____ INFORMATION GIVEN

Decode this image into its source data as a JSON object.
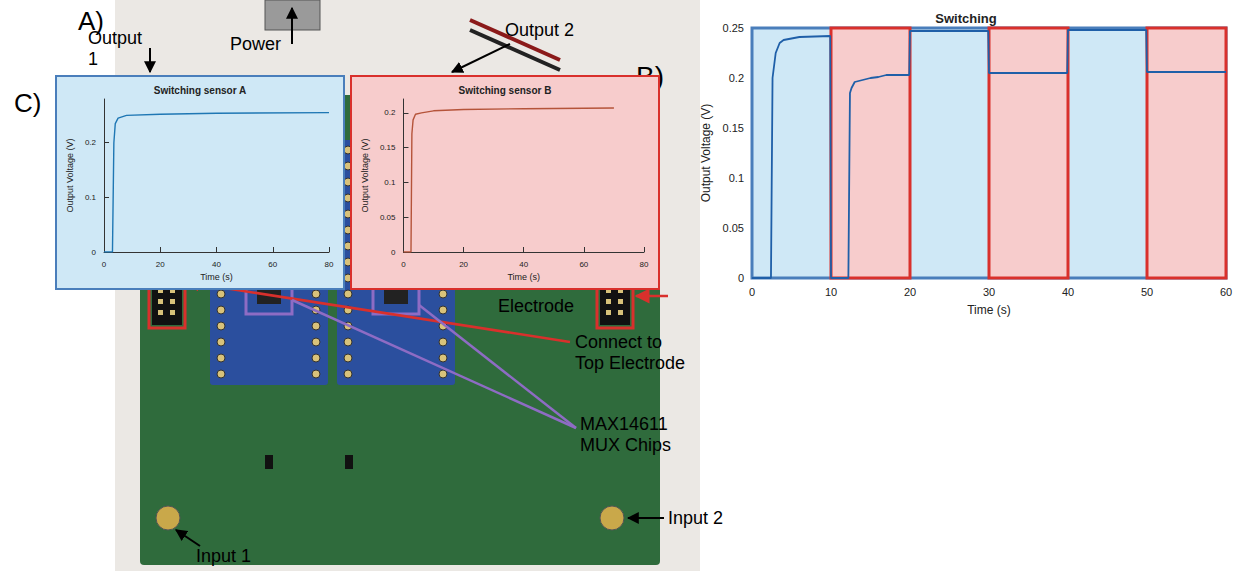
{
  "labels": {
    "panel_A": "A)",
    "panel_B": "B)",
    "panel_C": "C)",
    "output_1": "Output 1",
    "power": "Power",
    "output_2": "Output 2",
    "electrode": "Electrode",
    "top_electrode": "Connect to Top Electrode",
    "mux": "MAX14611 MUX Chips",
    "input_1": "Input 1",
    "input_2": "Input 2"
  },
  "chart_data": [
    {
      "type": "line",
      "title": "Switching",
      "x_label": "Time (s)",
      "y_label": "Output Voltage (V)",
      "x": [
        0,
        2.4,
        2.6,
        3,
        3.5,
        4,
        6,
        9.9,
        10,
        12.2,
        12.4,
        12.6,
        13,
        14,
        15,
        16,
        17,
        19.9,
        20,
        29.9,
        30,
        39.9,
        40,
        49.9,
        50,
        60
      ],
      "values": [
        0,
        0,
        0.2,
        0.225,
        0.235,
        0.238,
        0.241,
        0.242,
        0,
        0,
        0.185,
        0.19,
        0.196,
        0.198,
        0.2,
        0.201,
        0.203,
        0.203,
        0.247,
        0.247,
        0.205,
        0.205,
        0.248,
        0.248,
        0.206,
        0.206
      ],
      "color": "#1f5fa8",
      "xlim": [
        0,
        60
      ],
      "ylim": [
        0,
        0.25
      ],
      "xticks": [
        0,
        10,
        20,
        30,
        40,
        50,
        60
      ],
      "yticks": [
        0,
        0.05,
        0.1,
        0.15,
        0.2,
        0.25
      ],
      "grid": false,
      "highlight_spans": [
        {
          "x": [
            0,
            60
          ],
          "color": "#cfe8f6",
          "edge_color": "#4a7ebb"
        },
        {
          "x": [
            10,
            20
          ],
          "color": "#f7cccc",
          "edge_color": "#d9302c"
        },
        {
          "x": [
            30,
            40
          ],
          "color": "#f7cccc",
          "edge_color": "#d9302c"
        },
        {
          "x": [
            50,
            60
          ],
          "color": "#f7cccc",
          "edge_color": "#d9302c"
        }
      ]
    },
    {
      "type": "line",
      "title": "Switching sensor A",
      "x_label": "Time (s)",
      "y_label": "Output Voltage (V)",
      "x": [
        0,
        3,
        3.5,
        4,
        5,
        8,
        20,
        40,
        80
      ],
      "values": [
        0,
        0,
        0.2,
        0.235,
        0.245,
        0.25,
        0.252,
        0.254,
        0.255
      ],
      "color": "#1f77b4",
      "xlim": [
        0,
        80
      ],
      "ylim": [
        0,
        0.28
      ],
      "xticks": [
        0,
        20,
        40,
        60,
        80
      ],
      "yticks": [
        0,
        0.1,
        0.2
      ],
      "grid": false
    },
    {
      "type": "line",
      "title": "Switching sensor B",
      "x_label": "Time (s)",
      "y_label": "Output Voltage (V)",
      "x": [
        0,
        2.5,
        2.8,
        3.2,
        4,
        6,
        10,
        20,
        40,
        70
      ],
      "values": [
        0,
        0,
        0.17,
        0.19,
        0.198,
        0.2,
        0.203,
        0.205,
        0.206,
        0.207
      ],
      "color": "#b5543a",
      "xlim": [
        0,
        80
      ],
      "ylim": [
        0,
        0.22
      ],
      "xticks": [
        0,
        20,
        40,
        60,
        80
      ],
      "yticks": [
        0,
        0.05,
        0.1,
        0.15,
        0.2
      ],
      "grid": false
    }
  ]
}
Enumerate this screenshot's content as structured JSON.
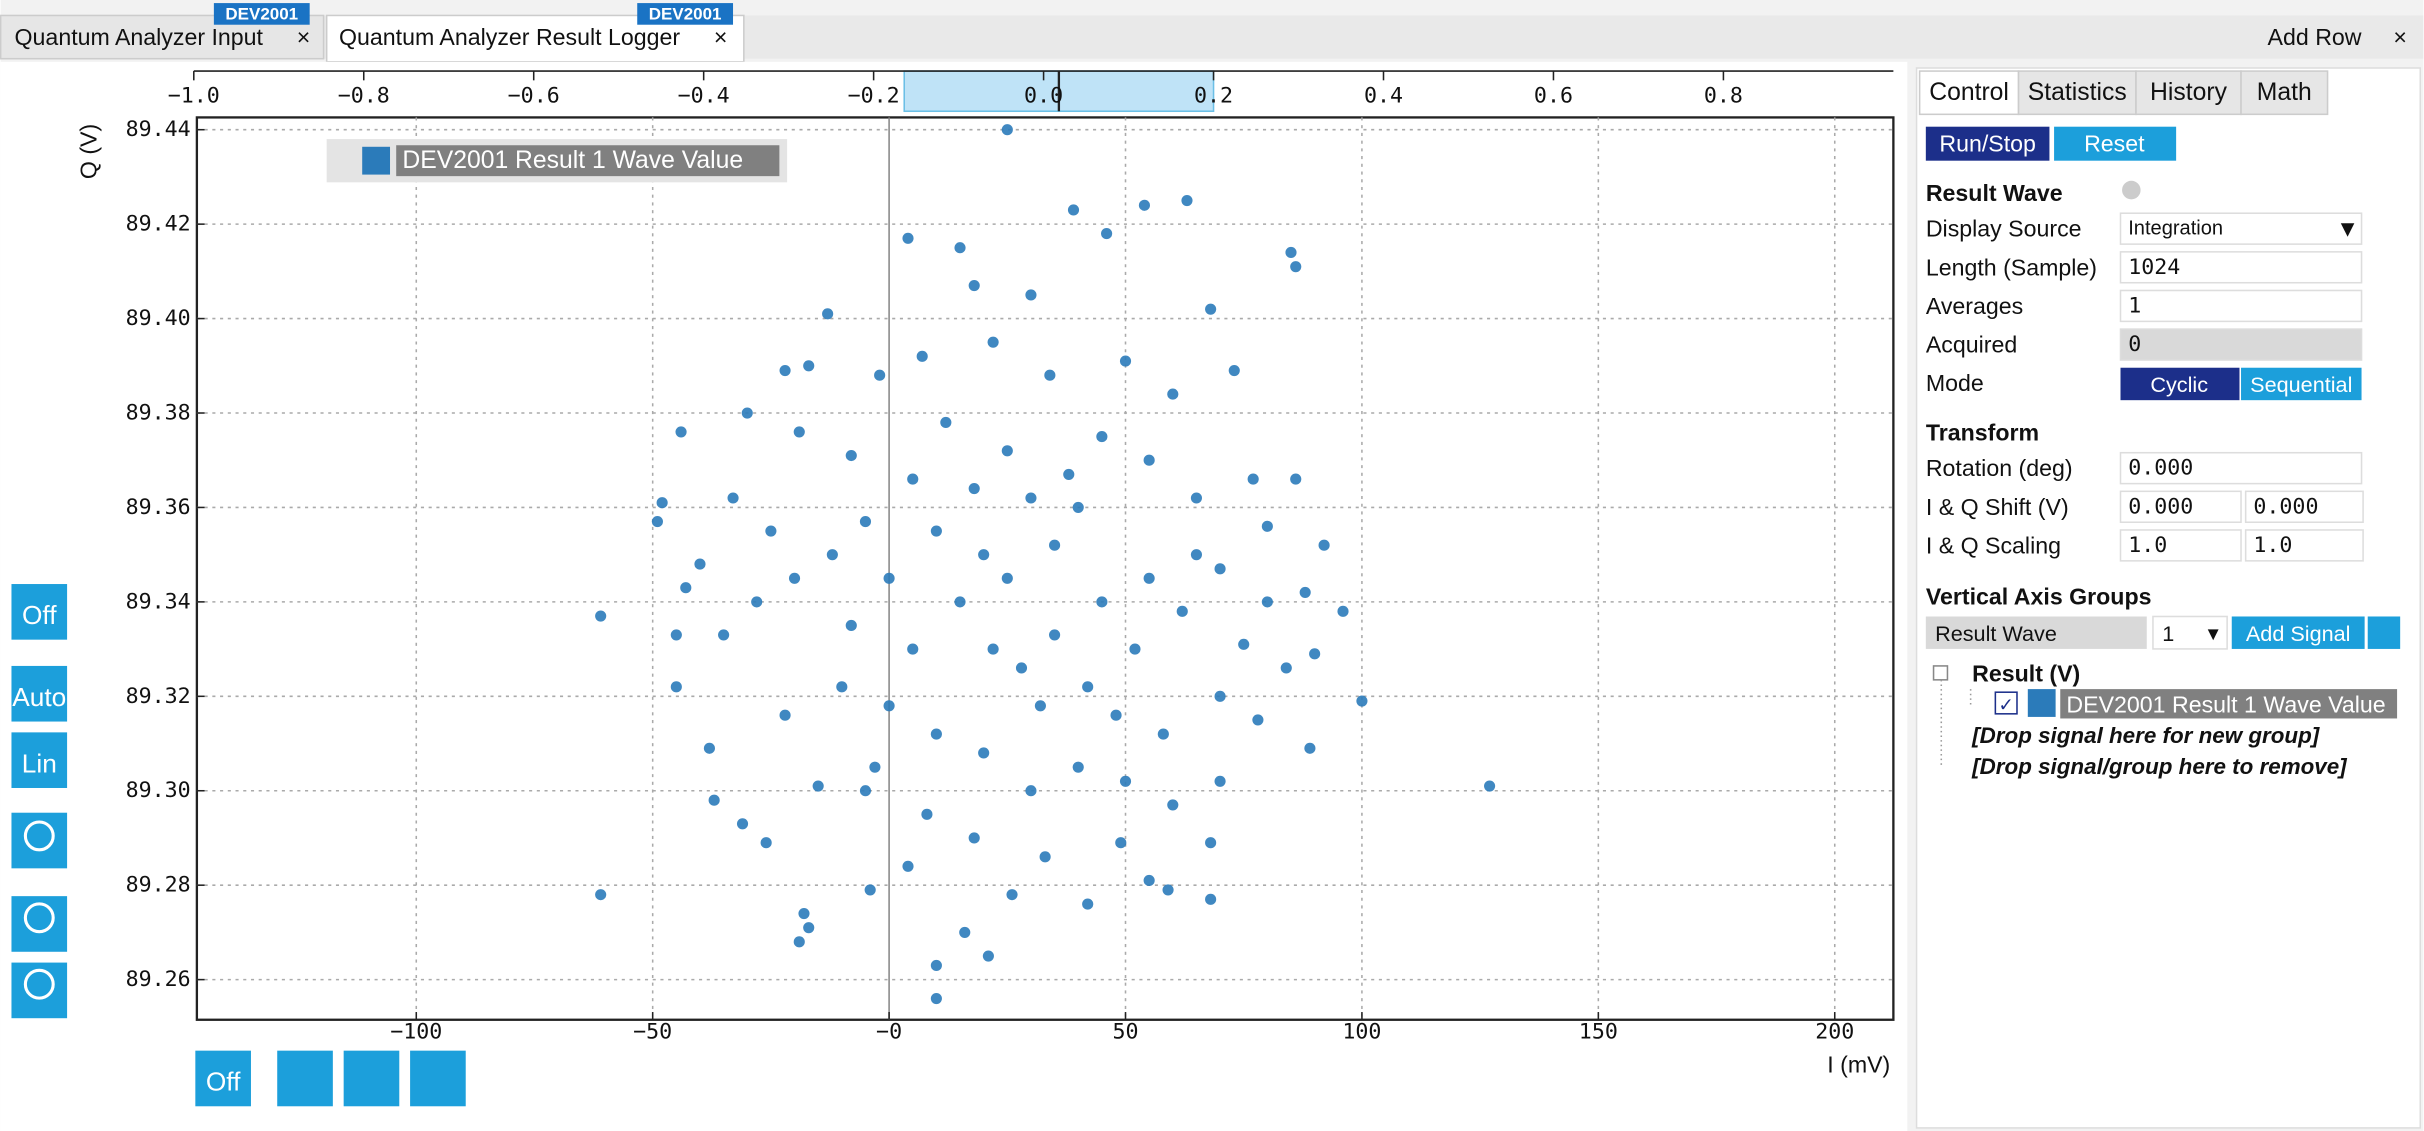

________

- [AIM]:
Without including any pictures, print each record exactly.

- [PROBLEM SOLUTION]:
Decode this image into its source data as a JSON object.
{
  "labels": {
    "panel_A": "A)",
    "panel_B": "B)",
    "panel_C": "C)",
    "output_1": "Output 1",
    "power": "Power",
    "output_2": "Output 2",
    "electrode": "Electrode",
    "top_electrode": "Connect to Top Electrode",
    "mux": "MAX14611 MUX Chips",
    "input_1": "Input 1",
    "input_2": "Input 2"
  },
  "chart_data": [
    {
      "type": "line",
      "title": "Switching",
      "x_label": "Time (s)",
      "y_label": "Output Voltage (V)",
      "x": [
        0,
        2.4,
        2.6,
        3,
        3.5,
        4,
        6,
        9.9,
        10,
        12.2,
        12.4,
        12.6,
        13,
        14,
        15,
        16,
        17,
        19.9,
        20,
        29.9,
        30,
        39.9,
        40,
        49.9,
        50,
        60
      ],
      "values": [
        0,
        0,
        0.2,
        0.225,
        0.235,
        0.238,
        0.241,
        0.242,
        0,
        0,
        0.185,
        0.19,
        0.196,
        0.198,
        0.2,
        0.201,
        0.203,
        0.203,
        0.247,
        0.247,
        0.205,
        0.205,
        0.248,
        0.248,
        0.206,
        0.206
      ],
      "color": "#1f5fa8",
      "xlim": [
        0,
        60
      ],
      "ylim": [
        0,
        0.25
      ],
      "xticks": [
        0,
        10,
        20,
        30,
        40,
        50,
        60
      ],
      "yticks": [
        0,
        0.05,
        0.1,
        0.15,
        0.2,
        0.25
      ],
      "grid": false,
      "highlight_spans": [
        {
          "x": [
            0,
            60
          ],
          "color": "#cfe8f6",
          "edge_color": "#4a7ebb"
        },
        {
          "x": [
            10,
            20
          ],
          "color": "#f7cccc",
          "edge_color": "#d9302c"
        },
        {
          "x": [
            30,
            40
          ],
          "color": "#f7cccc",
          "edge_color": "#d9302c"
        },
        {
          "x": [
            50,
            60
          ],
          "color": "#f7cccc",
          "edge_color": "#d9302c"
        }
      ]
    },
    {
      "type": "line",
      "title": "Switching sensor A",
      "x_label": "Time (s)",
      "y_label": "Output Voltage (V)",
      "x": [
        0,
        3,
        3.5,
        4,
        5,
        8,
        20,
        40,
        80
      ],
      "values": [
        0,
        0,
        0.2,
        0.235,
        0.245,
        0.25,
        0.252,
        0.254,
        0.255
      ],
      "color": "#1f77b4",
      "xlim": [
        0,
        80
      ],
      "ylim": [
        0,
        0.28
      ],
      "xticks": [
        0,
        20,
        40,
        60,
        80
      ],
      "yticks": [
        0,
        0.1,
        0.2
      ],
      "grid": false
    },
    {
      "type": "line",
      "title": "Switching sensor B",
      "x_label": "Time (s)",
      "y_label": "Output Voltage (V)",
      "x": [
        0,
        2.5,
        2.8,
        3.2,
        4,
        6,
        10,
        20,
        40,
        70
      ],
      "values": [
        0,
        0,
        0.17,
        0.19,
        0.198,
        0.2,
        0.203,
        0.205,
        0.206,
        0.207
      ],
      "color": "#b5543a",
      "xlim": [
        0,
        80
      ],
      "ylim": [
        0,
        0.22
      ],
      "xticks": [
        0,
        20,
        40,
        60,
        80
      ],
      "yticks": [
        0,
        0.05,
        0.1,
        0.15,
        0.2
      ],
      "grid": false
    }
  ]
}
Enumerate this screenshot's content as structured JSON.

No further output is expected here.